— START OF Data supplied —
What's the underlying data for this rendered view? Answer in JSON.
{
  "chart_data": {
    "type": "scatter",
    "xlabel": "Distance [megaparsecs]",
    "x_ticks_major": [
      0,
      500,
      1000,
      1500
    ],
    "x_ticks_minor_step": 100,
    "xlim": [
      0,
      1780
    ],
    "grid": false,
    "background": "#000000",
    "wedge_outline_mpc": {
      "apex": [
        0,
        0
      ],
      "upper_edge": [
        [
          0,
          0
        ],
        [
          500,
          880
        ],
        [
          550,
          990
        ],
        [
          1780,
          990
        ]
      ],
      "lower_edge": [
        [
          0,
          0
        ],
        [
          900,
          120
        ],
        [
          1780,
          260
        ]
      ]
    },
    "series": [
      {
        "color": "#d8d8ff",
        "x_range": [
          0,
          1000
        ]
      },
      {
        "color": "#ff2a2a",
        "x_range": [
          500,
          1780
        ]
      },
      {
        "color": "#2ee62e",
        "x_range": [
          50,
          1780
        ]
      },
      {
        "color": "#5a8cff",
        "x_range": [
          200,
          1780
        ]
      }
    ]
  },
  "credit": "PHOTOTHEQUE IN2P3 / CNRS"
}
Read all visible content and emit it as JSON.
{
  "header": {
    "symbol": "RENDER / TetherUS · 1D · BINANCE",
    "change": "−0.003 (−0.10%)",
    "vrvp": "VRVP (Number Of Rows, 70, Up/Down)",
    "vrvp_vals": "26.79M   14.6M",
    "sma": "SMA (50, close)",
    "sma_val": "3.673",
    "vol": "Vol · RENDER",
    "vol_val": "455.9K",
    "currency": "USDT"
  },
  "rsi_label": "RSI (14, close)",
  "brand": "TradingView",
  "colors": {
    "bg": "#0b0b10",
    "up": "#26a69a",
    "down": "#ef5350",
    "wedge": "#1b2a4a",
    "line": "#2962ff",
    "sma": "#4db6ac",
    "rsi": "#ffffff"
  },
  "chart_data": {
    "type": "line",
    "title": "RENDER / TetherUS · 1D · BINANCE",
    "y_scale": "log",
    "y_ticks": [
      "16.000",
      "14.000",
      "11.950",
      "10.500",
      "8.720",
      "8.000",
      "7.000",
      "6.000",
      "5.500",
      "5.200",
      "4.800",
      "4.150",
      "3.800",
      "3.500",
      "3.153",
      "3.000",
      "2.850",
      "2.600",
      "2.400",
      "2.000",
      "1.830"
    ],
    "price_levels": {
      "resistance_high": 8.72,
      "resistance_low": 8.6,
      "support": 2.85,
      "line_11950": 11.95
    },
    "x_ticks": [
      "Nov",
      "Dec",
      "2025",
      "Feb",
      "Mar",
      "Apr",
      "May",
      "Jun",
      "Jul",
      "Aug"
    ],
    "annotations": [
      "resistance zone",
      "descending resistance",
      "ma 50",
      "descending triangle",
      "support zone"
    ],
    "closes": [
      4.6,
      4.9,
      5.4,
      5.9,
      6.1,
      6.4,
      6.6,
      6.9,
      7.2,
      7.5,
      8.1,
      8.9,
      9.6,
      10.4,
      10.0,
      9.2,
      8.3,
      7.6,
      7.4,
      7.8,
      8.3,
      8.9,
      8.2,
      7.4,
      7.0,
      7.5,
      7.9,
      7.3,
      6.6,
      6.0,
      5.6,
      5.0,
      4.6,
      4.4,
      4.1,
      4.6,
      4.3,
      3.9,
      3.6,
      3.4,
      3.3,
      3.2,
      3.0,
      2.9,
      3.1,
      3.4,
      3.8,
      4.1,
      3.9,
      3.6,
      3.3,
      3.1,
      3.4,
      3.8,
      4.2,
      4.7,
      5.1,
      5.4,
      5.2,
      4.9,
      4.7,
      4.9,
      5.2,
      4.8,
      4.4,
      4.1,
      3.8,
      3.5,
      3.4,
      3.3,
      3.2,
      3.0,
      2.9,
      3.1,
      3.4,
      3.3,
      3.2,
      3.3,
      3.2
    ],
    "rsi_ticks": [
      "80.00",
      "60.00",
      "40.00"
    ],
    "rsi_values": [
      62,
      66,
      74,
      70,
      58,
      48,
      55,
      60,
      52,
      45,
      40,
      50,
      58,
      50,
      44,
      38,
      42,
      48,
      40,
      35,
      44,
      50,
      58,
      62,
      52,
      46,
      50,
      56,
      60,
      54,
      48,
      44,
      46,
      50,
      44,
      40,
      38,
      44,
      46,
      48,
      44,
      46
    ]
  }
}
— END OF Data supplied —
— START OF Data supplied —
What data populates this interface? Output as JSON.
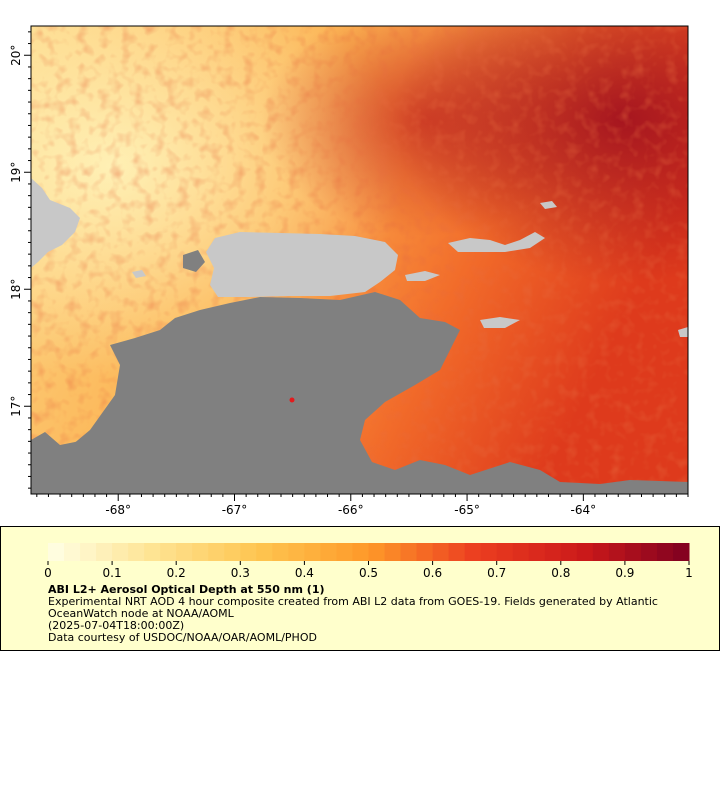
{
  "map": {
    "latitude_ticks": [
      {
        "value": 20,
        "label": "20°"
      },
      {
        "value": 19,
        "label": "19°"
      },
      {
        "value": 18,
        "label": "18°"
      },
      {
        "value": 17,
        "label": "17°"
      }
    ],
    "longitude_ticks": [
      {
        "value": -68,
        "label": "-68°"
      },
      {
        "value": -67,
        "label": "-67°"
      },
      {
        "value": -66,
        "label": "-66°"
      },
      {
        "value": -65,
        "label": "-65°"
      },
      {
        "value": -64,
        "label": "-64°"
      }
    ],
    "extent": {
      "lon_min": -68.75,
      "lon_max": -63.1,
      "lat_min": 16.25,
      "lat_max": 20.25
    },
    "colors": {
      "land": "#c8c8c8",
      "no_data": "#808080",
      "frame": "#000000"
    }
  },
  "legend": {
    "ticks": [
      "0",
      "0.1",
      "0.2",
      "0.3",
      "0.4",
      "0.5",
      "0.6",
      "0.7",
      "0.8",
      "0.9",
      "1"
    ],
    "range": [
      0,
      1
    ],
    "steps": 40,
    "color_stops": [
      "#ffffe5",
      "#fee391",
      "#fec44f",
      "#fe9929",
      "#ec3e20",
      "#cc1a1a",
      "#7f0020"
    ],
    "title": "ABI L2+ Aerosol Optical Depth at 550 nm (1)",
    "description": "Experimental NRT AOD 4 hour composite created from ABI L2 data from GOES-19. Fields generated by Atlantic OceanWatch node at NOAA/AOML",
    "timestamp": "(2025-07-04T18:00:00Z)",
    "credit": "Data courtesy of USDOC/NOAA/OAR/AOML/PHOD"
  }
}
— END OF Data supplied —
● Aim of the task
Pick out the lines that contain "NOAA" and copy them.

● Task solution
    "description": "Experimental NRT AOD 4 hour composite created from ABI L2 data from GOES-19. Fields generated by Atlantic OceanWatch node at NOAA/AOML",
    "credit": "Data courtesy of USDOC/NOAA/OAR/AOML/PHOD"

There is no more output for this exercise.